◆ **Written exercise**: All lines from the one containing "Type out the text in this image." through the final line of the records below should be reproduced exactly, with the pictures left out.
## START
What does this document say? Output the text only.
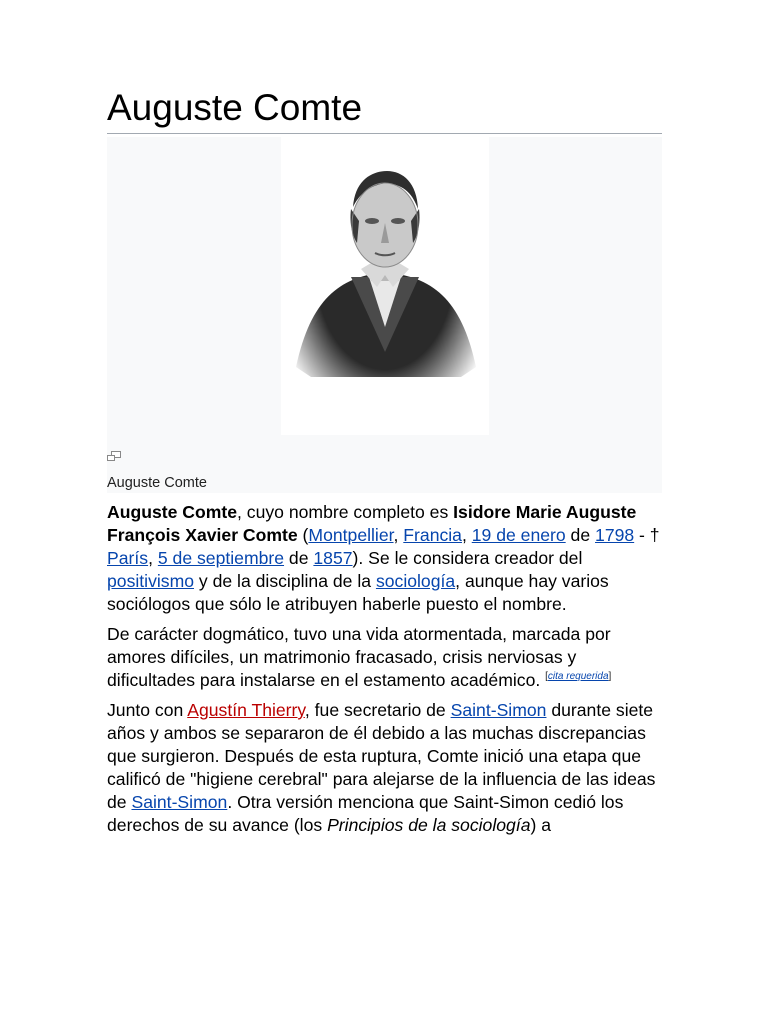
Auguste Comte
Auguste Comte

Auguste Comte, cuyo nombre completo es Isidore Marie Auguste François Xavier Comte (Montpellier, Francia, 19 de enero de 1798 - † París, 5 de septiembre de 1857). Se le considera creador del positivismo y de la disciplina de la sociología, aunque hay varios sociólogos que sólo le atribuyen haberle puesto el nombre.

De carácter dogmático, tuvo una vida atormentada, marcada por amores difíciles, un matrimonio fracasado, crisis nerviosas y dificultades para instalarse en el estamento académico. [cita requerida]

Junto con Agustín Thierry, fue secretario de Saint-Simon durante siete años y ambos se separaron de él debido a las muchas discrepancias que surgieron. Después de esta ruptura, Comte inició una etapa que calificó de "higiene cerebral" para alejarse de la influencia de las ideas de Saint-Simon. Otra versión menciona que Saint-Simon cedió los derechos de su avance (los Principios de la sociología) a
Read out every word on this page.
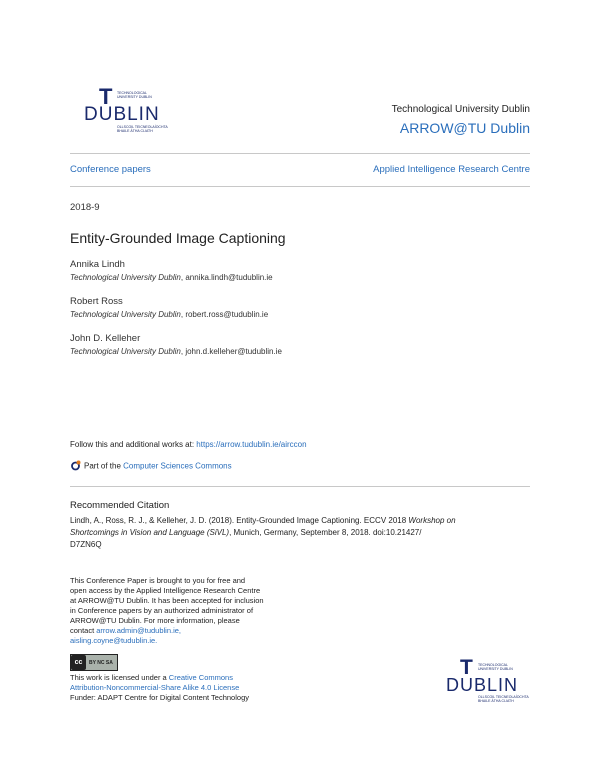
T TECHNOLOGICAL
UNIVERSITY DUBLIN
DUBLIN
OLLSCOIL TEICNEOLAÍOCHTA
BHAILE ÁTHA CLIATH
Technological University Dublin
ARROW@TU Dublin
Conference papers	Applied Intelligence Research Centre
2018-9
Entity-Grounded Image Captioning
Annika Lindh
Technological University Dublin, annika.lindh@tudublin.ie
Robert Ross
Technological University Dublin, robert.ross@tudublin.ie
John D. Kelleher
Technological University Dublin, john.d.kelleher@tudublin.ie
Follow this and additional works at: https://arrow.tudublin.ie/airccon
Part of the Computer Sciences Commons
Recommended Citation
Lindh, A., Ross, R. J., & Kelleher, J. D. (2018). Entity-Grounded Image Captioning. ECCV 2018 Workshop on
Shortcomings in Vision and Language (SiVL), Munich, Germany, September 8, 2018. doi:10.21427/
D7ZN6Q
This Conference Paper is brought to you for free and
open access by the Applied Intelligence Research Centre
at ARROW@TU Dublin. It has been accepted for inclusion
in Conference papers by an authorized administrator of
ARROW@TU Dublin. For more information, please
contact arrow.admin@tudublin.ie,
aisling.coyne@tudublin.ie.
cc BY NC SA
This work is licensed under a Creative Commons
Attribution-Noncommercial-Share Alike 4.0 License
Funder: ADAPT Centre for Digital Content Technology
T TECHNOLOGICAL
UNIVERSITY DUBLIN
DUBLIN
OLLSCOIL TEICNEOLAÍOCHTA
BHAILE ÁTHA CLIATH
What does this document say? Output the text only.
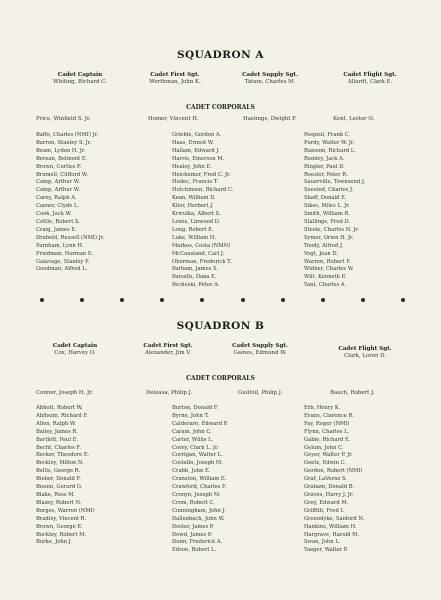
SQUADRON A
Cadet Captain
Whiting, Richard C.
Cadet First Sgt.
Werthman, John K.
Cadet Supply Sgt.
Tatum, Charles M.
Cadet Flight Sgt.
Allardt, Clark E.
CADET CORPORALS
Price, Winfield S. Jr.	Homer, Vincent H.	Hastings, Dwight F.	Kent, Lester O.
Baffo, Charles (NMI) Jr.
Barron, Stanley S. Jr.
Beam, Lydon H. Jr.
Berean, Belmont E.
Brown, Curtiss F.
Brumell, Clifford W.
Camp, Arthur W.
Camp, Arthur W.
Carey, Ralph A.
Casner, Clyde L.
Cook, Jack W.
Cottle, Robert S.
Craig, James E.
Drabold, Russell (NMI) Jr.
Farnham, Lynn H.
Friedman, Norman E.
Galavage, Stanley F.
Goodman, Alfred L.
Griehle, Gordon A.
Haas, Ernest W.
Hallam, Edward J.
Harris, Emerson M.
Healey, John E.
Heichemer, Fred C. Jr.
Hudec, Francis T.
Hutchinson, Richard C.
Kean, William D.
Klier, Herbert J.
Krivulka, Albert S.
Lewis, Linwood D.
Long, Robert E.
Luke, William H.
Markos, Costa (NMN)
McCausland, Carl J.
Oberman, Frederick T.
Parham, James S.
Parsells, Dana E.
Pechoski, Peter A.
Pospisil, Frank C.
Purdy, Walter W. Jr.
Ransom, Richard L.
Remley, Jack A.
Ringler, Paul D.
Roesler, Peter R.
Sauerville, Townsend J.
Seested, Charles J.
Shaff, Donald E.
Sikes, Miles L. Jr.
Smith, William R.
Stallings, Fred D.
Steele, Charles N. Jr.
Symer, Orien H. Jr.
Toody, Alfred J.
Vogt, Jean D.
Warren, Robert F.
Widner, Charles W.
Wilt, Kenneth E.
Yant, Charles A.
SQUADRON B
Cadet Captain
Cox, Harvey O.
Cadet First Sgt.
Alexander, Jim V.
Cadet Supply Sgt.
Gaines, Edmund W.
Cadet Flight Sgt.
Clark, Loren D.
CADET CORPORALS
Conner, Joseph H. Jr.	Deleasa, Philip J.	Guilfoil, Philip J.	Bauch, Robert J.
Abbott, Robert W.
Ahlheim, Richard F.
Allen, Ralph W.
Bailey, James R.
Bartlett, Paul E.
Becht, Charles F.
Becker, Theodore E.
Beckley, Milton N.
Bellis, George R.
Bieber, Donald F.
Bisson, Gerard G.
Blake, Ross M.
Blazey, Robert N.
Borges, Warren (NMI)
Bradley, Vincent R.
Brown, George E.
Buckley, Robert M.
Burke, John J.
Burton, Donald F.
Byrne, John T.
Calderaro, Edward P.
Caram, John C.
Carter, Willis L.
Corey, Clark L. Jr.
Corrigan, Walter L.
Costello, Joseph M.
Crabb, John E.
Cranston, William E.
Crawford, Charles F.
Cronyn, Joseph M.
Crom, Robert C.
Cunningham, John J.
Dallenbach, John W.
Doster, James P.
Dowd, James P.
Dunn, Frederick A.
Edson, Robert L.
Erb, Henry K.
Evans, Clarence R.
Fay, Roger (NMI)
Flynn, Charles L.
Gable, Richard E.
Gelum, John C.
Geyer, Walter P. Jr.
Goetz, Edwin C.
Gordon, Robert (NMI)
Graf, LaVerne S.
Graham, Donald B.
Graves, Harry J. Jr.
Grey, Edward M.
Griffith, Fred I.
Groendyke, Sanford N.
Hankins, William H.
Hargrave, Harold M.
Swan, John L.
Yaeger, Walter P.
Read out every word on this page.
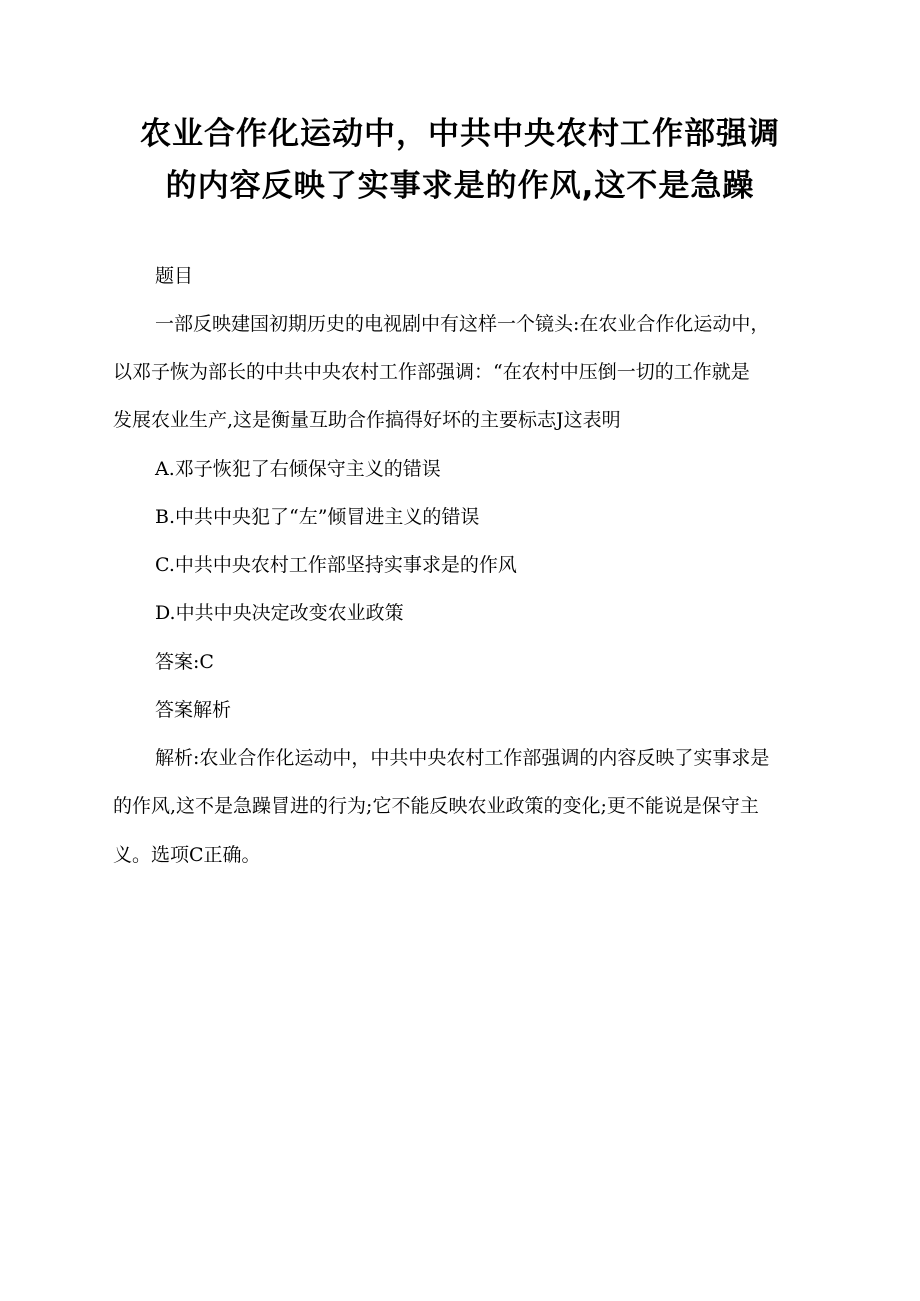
农业合作化运动中，中共中央农村工作部强调
的内容反映了实事求是的作风,这不是急躁
题目
一部反映建国初期历史的电视剧中有这样一个镜头:在农业合作化运动中，
以邓子恢为部长的中共中央农村工作部强调：“在农村中压倒一切的工作就是
发展农业生产,这是衡量互助合作搞得好坏的主要标志J这表明
A.邓子恢犯了右倾保守主义的错误
B.中共中央犯了“左”倾冒进主义的错误
C.中共中央农村工作部坚持实事求是的作风
D.中共中央决定改变农业政策
答案:C
答案解析
解析:农业合作化运动中，中共中央农村工作部强调的内容反映了实事求是
的作风,这不是急躁冒进的行为;它不能反映农业政策的变化;更不能说是保守主
义。选项C正确。
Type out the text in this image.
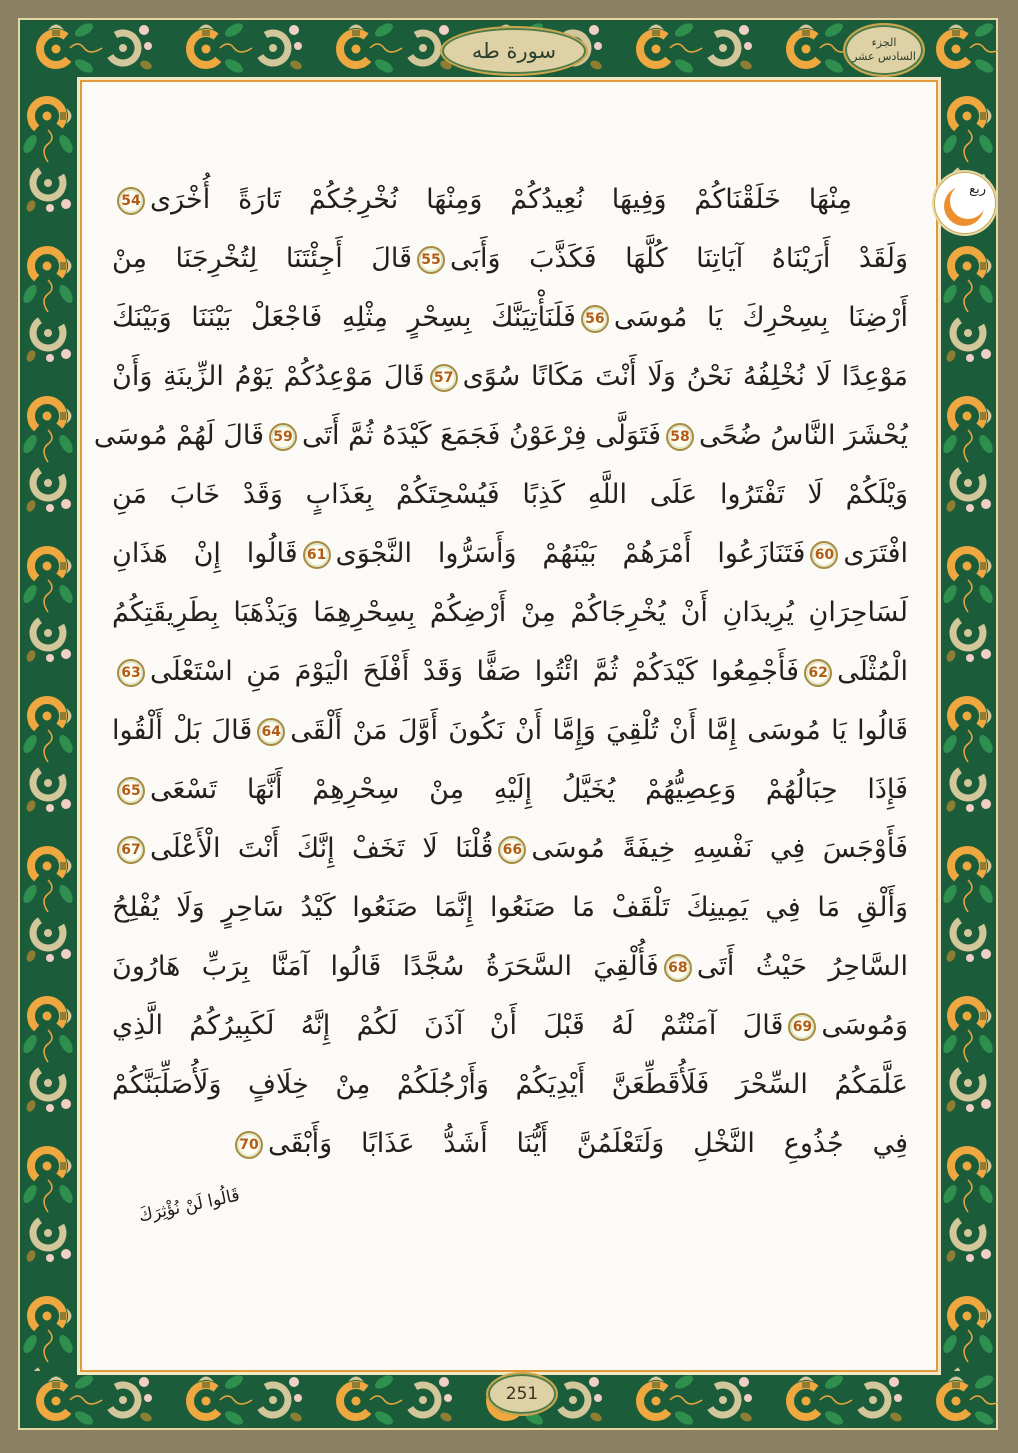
سورة طه	الجزء
السادس عشر
ربع
مِنْهَا خَلَقْنَاكُمْ وَفِيهَا نُعِيدُكُمْ وَمِنْهَا نُخْرِجُكُمْ تَارَةً أُخْرَى54
وَلَقَدْ أَرَيْنَاهُ آيَاتِنَا كُلَّهَا فَكَذَّبَ وَأَبَى55قَالَ أَجِئْتَنَا لِتُخْرِجَنَا مِنْ
أَرْضِنَا بِسِحْرِكَ يَا مُوسَى56فَلَنَأْتِيَنَّكَ بِسِحْرٍ مِثْلِهِ فَاجْعَلْ بَيْنَنَا وَبَيْنَكَ
مَوْعِدًا لَا نُخْلِفُهُ نَحْنُ وَلَا أَنْتَ مَكَانًا سُوًى57قَالَ مَوْعِدُكُمْ يَوْمُ الزِّينَةِ وَأَنْ
يُحْشَرَ النَّاسُ ضُحًى58فَتَوَلَّى فِرْعَوْنُ فَجَمَعَ كَيْدَهُ ثُمَّ أَتَى59قَالَ لَهُمْ مُوسَى
وَيْلَكُمْ لَا تَفْتَرُوا عَلَى اللَّهِ كَذِبًا فَيُسْحِتَكُمْ بِعَذَابٍ وَقَدْ خَابَ مَنِ
افْتَرَى60فَتَنَازَعُوا أَمْرَهُمْ بَيْنَهُمْ وَأَسَرُّوا النَّجْوَى61قَالُوا إِنْ هَذَانِ
لَسَاحِرَانِ يُرِيدَانِ أَنْ يُخْرِجَاكُمْ مِنْ أَرْضِكُمْ بِسِحْرِهِمَا وَيَذْهَبَا بِطَرِيقَتِكُمُ
الْمُثْلَى62فَأَجْمِعُوا كَيْدَكُمْ ثُمَّ ائْتُوا صَفًّا وَقَدْ أَفْلَحَ الْيَوْمَ مَنِ اسْتَعْلَى63
قَالُوا يَا مُوسَى إِمَّا أَنْ تُلْقِيَ وَإِمَّا أَنْ نَكُونَ أَوَّلَ مَنْ أَلْقَى64قَالَ بَلْ أَلْقُوا
فَإِذَا حِبَالُهُمْ وَعِصِيُّهُمْ يُخَيَّلُ إِلَيْهِ مِنْ سِحْرِهِمْ أَنَّهَا تَسْعَى65
فَأَوْجَسَ فِي نَفْسِهِ خِيفَةً مُوسَى66قُلْنَا لَا تَخَفْ إِنَّكَ أَنْتَ الْأَعْلَى67
وَأَلْقِ مَا فِي يَمِينِكَ تَلْقَفْ مَا صَنَعُوا إِنَّمَا صَنَعُوا كَيْدُ سَاحِرٍ وَلَا يُفْلِحُ
السَّاحِرُ حَيْثُ أَتَى68فَأُلْقِيَ السَّحَرَةُ سُجَّدًا قَالُوا آمَنَّا بِرَبِّ هَارُونَ
وَمُوسَى69قَالَ آمَنْتُمْ لَهُ قَبْلَ أَنْ آذَنَ لَكُمْ إِنَّهُ لَكَبِيرُكُمُ الَّذِي
عَلَّمَكُمُ السِّحْرَ فَلَأُقَطِّعَنَّ أَيْدِيَكُمْ وَأَرْجُلَكُمْ مِنْ خِلَافٍ وَلَأُصَلِّبَنَّكُمْ
فِي جُذُوعِ النَّخْلِ وَلَتَعْلَمُنَّ أَيُّنَا أَشَدُّ عَذَابًا وَأَبْقَى70
قَالُوا لَنْ نُؤْثِرَكَ
251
## END
◆ **Task response**:
Type out the text in this image.
سورة طه	الجزء
السادس عشر
ربع
مِنْهَا خَلَقْنَاكُمْ وَفِيهَا نُعِيدُكُمْ وَمِنْهَا نُخْرِجُكُمْ تَارَةً أُخْرَى54
وَلَقَدْ أَرَيْنَاهُ آيَاتِنَا كُلَّهَا فَكَذَّبَ وَأَبَى55قَالَ أَجِئْتَنَا لِتُخْرِجَنَا مِنْ
أَرْضِنَا بِسِحْرِكَ يَا مُوسَى56فَلَنَأْتِيَنَّكَ بِسِحْرٍ مِثْلِهِ فَاجْعَلْ بَيْنَنَا وَبَيْنَكَ
مَوْعِدًا لَا نُخْلِفُهُ نَحْنُ وَلَا أَنْتَ مَكَانًا سُوًى57قَالَ مَوْعِدُكُمْ يَوْمُ الزِّينَةِ وَأَنْ
يُحْشَرَ النَّاسُ ضُحًى58فَتَوَلَّى فِرْعَوْنُ فَجَمَعَ كَيْدَهُ ثُمَّ أَتَى59قَالَ لَهُمْ مُوسَى
وَيْلَكُمْ لَا تَفْتَرُوا عَلَى اللَّهِ كَذِبًا فَيُسْحِتَكُمْ بِعَذَابٍ وَقَدْ خَابَ مَنِ
افْتَرَى60فَتَنَازَعُوا أَمْرَهُمْ بَيْنَهُمْ وَأَسَرُّوا النَّجْوَى61قَالُوا إِنْ هَذَانِ
لَسَاحِرَانِ يُرِيدَانِ أَنْ يُخْرِجَاكُمْ مِنْ أَرْضِكُمْ بِسِحْرِهِمَا وَيَذْهَبَا بِطَرِيقَتِكُمُ
الْمُثْلَى62فَأَجْمِعُوا كَيْدَكُمْ ثُمَّ ائْتُوا صَفًّا وَقَدْ أَفْلَحَ الْيَوْمَ مَنِ اسْتَعْلَى63
قَالُوا يَا مُوسَى إِمَّا أَنْ تُلْقِيَ وَإِمَّا أَنْ نَكُونَ أَوَّلَ مَنْ أَلْقَى64قَالَ بَلْ أَلْقُوا
فَإِذَا حِبَالُهُمْ وَعِصِيُّهُمْ يُخَيَّلُ إِلَيْهِ مِنْ سِحْرِهِمْ أَنَّهَا تَسْعَى65
فَأَوْجَسَ فِي نَفْسِهِ خِيفَةً مُوسَى66قُلْنَا لَا تَخَفْ إِنَّكَ أَنْتَ الْأَعْلَى67
وَأَلْقِ مَا فِي يَمِينِكَ تَلْقَفْ مَا صَنَعُوا إِنَّمَا صَنَعُوا كَيْدُ سَاحِرٍ وَلَا يُفْلِحُ
السَّاحِرُ حَيْثُ أَتَى68فَأُلْقِيَ السَّحَرَةُ سُجَّدًا قَالُوا آمَنَّا بِرَبِّ هَارُونَ
وَمُوسَى69قَالَ آمَنْتُمْ لَهُ قَبْلَ أَنْ آذَنَ لَكُمْ إِنَّهُ لَكَبِيرُكُمُ الَّذِي
عَلَّمَكُمُ السِّحْرَ فَلَأُقَطِّعَنَّ أَيْدِيَكُمْ وَأَرْجُلَكُمْ مِنْ خِلَافٍ وَلَأُصَلِّبَنَّكُمْ
فِي جُذُوعِ النَّخْلِ وَلَتَعْلَمُنَّ أَيُّنَا أَشَدُّ عَذَابًا وَأَبْقَى70
قَالُوا لَنْ نُؤْثِرَكَ
251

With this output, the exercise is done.